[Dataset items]
-- start --

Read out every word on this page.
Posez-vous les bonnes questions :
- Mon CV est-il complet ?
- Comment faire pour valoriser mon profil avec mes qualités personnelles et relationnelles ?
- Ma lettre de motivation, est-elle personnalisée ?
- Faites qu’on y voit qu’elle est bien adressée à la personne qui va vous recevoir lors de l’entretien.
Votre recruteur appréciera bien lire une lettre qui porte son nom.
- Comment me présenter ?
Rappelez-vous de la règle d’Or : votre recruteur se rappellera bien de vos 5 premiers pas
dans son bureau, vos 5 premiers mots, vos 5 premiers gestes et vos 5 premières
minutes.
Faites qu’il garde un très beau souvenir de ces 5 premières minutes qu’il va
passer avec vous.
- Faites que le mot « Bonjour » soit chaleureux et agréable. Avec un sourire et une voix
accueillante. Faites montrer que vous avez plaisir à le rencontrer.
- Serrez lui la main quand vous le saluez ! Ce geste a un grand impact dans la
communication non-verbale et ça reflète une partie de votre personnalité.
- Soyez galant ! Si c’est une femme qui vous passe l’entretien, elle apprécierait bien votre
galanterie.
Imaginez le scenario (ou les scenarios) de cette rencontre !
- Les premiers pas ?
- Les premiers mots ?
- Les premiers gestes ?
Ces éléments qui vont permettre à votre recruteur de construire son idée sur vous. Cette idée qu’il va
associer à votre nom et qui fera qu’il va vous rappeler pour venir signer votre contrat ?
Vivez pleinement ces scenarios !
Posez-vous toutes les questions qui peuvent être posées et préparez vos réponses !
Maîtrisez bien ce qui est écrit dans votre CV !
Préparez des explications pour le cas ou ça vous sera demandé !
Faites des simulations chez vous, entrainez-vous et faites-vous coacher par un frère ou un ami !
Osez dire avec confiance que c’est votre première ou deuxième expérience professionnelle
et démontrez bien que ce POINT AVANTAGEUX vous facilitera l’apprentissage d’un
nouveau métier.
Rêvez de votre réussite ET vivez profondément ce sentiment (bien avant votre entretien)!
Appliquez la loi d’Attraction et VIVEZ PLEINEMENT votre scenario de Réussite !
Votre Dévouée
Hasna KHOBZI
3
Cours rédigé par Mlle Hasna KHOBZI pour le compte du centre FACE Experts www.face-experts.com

-- end --

### Problem details
Write down the number of lines where the word "gestes" appears, and nothing further.

### Response below
2